* START *

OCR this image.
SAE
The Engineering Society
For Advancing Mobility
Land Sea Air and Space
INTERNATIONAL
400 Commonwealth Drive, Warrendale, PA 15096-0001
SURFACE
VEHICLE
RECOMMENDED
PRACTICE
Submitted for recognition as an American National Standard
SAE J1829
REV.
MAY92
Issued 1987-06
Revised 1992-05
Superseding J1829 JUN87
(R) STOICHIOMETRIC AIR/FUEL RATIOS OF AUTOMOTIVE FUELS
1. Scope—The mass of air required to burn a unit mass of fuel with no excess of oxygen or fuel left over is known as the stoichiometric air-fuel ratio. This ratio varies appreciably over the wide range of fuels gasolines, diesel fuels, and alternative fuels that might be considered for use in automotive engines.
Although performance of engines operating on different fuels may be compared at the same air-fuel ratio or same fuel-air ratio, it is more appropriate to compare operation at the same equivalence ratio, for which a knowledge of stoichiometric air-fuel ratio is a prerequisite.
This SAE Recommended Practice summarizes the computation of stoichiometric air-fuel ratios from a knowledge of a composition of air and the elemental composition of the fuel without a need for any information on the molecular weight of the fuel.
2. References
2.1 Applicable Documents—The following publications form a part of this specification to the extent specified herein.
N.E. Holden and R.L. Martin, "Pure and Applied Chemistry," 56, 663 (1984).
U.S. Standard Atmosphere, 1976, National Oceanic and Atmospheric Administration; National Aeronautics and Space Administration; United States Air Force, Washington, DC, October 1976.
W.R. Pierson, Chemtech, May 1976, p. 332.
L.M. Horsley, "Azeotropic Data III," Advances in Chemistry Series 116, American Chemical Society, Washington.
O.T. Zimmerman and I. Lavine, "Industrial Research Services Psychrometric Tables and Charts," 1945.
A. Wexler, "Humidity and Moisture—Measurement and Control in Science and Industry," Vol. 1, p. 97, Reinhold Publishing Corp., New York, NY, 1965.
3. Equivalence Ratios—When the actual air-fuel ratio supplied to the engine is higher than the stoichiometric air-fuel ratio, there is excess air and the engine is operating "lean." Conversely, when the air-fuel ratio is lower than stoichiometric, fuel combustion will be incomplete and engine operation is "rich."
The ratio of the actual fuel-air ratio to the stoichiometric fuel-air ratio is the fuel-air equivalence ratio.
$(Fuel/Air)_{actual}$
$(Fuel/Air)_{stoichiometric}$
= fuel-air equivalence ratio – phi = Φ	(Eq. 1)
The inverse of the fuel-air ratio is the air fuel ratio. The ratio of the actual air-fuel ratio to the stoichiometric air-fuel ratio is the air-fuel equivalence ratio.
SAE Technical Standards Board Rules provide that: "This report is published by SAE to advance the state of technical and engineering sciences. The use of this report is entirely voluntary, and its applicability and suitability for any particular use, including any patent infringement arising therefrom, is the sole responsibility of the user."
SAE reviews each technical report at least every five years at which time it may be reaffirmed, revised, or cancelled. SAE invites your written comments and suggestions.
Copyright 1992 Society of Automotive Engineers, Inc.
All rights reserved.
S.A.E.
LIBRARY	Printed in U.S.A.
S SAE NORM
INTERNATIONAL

* END *

JOB:
Word for word, write out the data.

FINAL ANSWER:
OCR this image.
SAE
The Engineering Society
For Advancing Mobility
Land Sea Air and Space
INTERNATIONAL
400 Commonwealth Drive, Warrendale, PA 15096-0001
SURFACE
VEHICLE
RECOMMENDED
PRACTICE
Submitted for recognition as an American National Standard
SAE J1829
REV.
MAY92
Issued 1987-06
Revised 1992-05
Superseding J1829 JUN87
(R) STOICHIOMETRIC AIR/FUEL RATIOS OF AUTOMOTIVE FUELS
1. Scope—The mass of air required to burn a unit mass of fuel with no excess of oxygen or fuel left over is known as the stoichiometric air-fuel ratio. This ratio varies appreciably over the wide range of fuels gasolines, diesel fuels, and alternative fuels that might be considered for use in automotive engines.
Although performance of engines operating on different fuels may be compared at the same air-fuel ratio or same fuel-air ratio, it is more appropriate to compare operation at the same equivalence ratio, for which a knowledge of stoichiometric air-fuel ratio is a prerequisite.
This SAE Recommended Practice summarizes the computation of stoichiometric air-fuel ratios from a knowledge of a composition of air and the elemental composition of the fuel without a need for any information on the molecular weight of the fuel.
2. References
2.1 Applicable Documents—The following publications form a part of this specification to the extent specified herein.
N.E. Holden and R.L. Martin, "Pure and Applied Chemistry," 56, 663 (1984).
U.S. Standard Atmosphere, 1976, National Oceanic and Atmospheric Administration; National Aeronautics and Space Administration; United States Air Force, Washington, DC, October 1976.
W.R. Pierson, Chemtech, May 1976, p. 332.
L.M. Horsley, "Azeotropic Data III," Advances in Chemistry Series 116, American Chemical Society, Washington.
O.T. Zimmerman and I. Lavine, "Industrial Research Services Psychrometric Tables and Charts," 1945.
A. Wexler, "Humidity and Moisture—Measurement and Control in Science and Industry," Vol. 1, p. 97, Reinhold Publishing Corp., New York, NY, 1965.
3. Equivalence Ratios—When the actual air-fuel ratio supplied to the engine is higher than the stoichiometric air-fuel ratio, there is excess air and the engine is operating "lean." Conversely, when the air-fuel ratio is lower than stoichiometric, fuel combustion will be incomplete and engine operation is "rich."
The ratio of the actual fuel-air ratio to the stoichiometric fuel-air ratio is the fuel-air equivalence ratio.
$(Fuel/Air)_{actual}$
$(Fuel/Air)_{stoichiometric}$
= fuel-air equivalence ratio – phi = Φ	(Eq. 1)
The inverse of the fuel-air ratio is the air fuel ratio. The ratio of the actual air-fuel ratio to the stoichiometric air-fuel ratio is the air-fuel equivalence ratio.
SAE Technical Standards Board Rules provide that: "This report is published by SAE to advance the state of technical and engineering sciences. The use of this report is entirely voluntary, and its applicability and suitability for any particular use, including any patent infringement arising therefrom, is the sole responsibility of the user."
SAE reviews each technical report at least every five years at which time it may be reaffirmed, revised, or cancelled. SAE invites your written comments and suggestions.
Copyright 1992 Society of Automotive Engineers, Inc.
All rights reserved.
S.A.E.
LIBRARY	Printed in U.S.A.
S SAE NORM
INTERNATIONAL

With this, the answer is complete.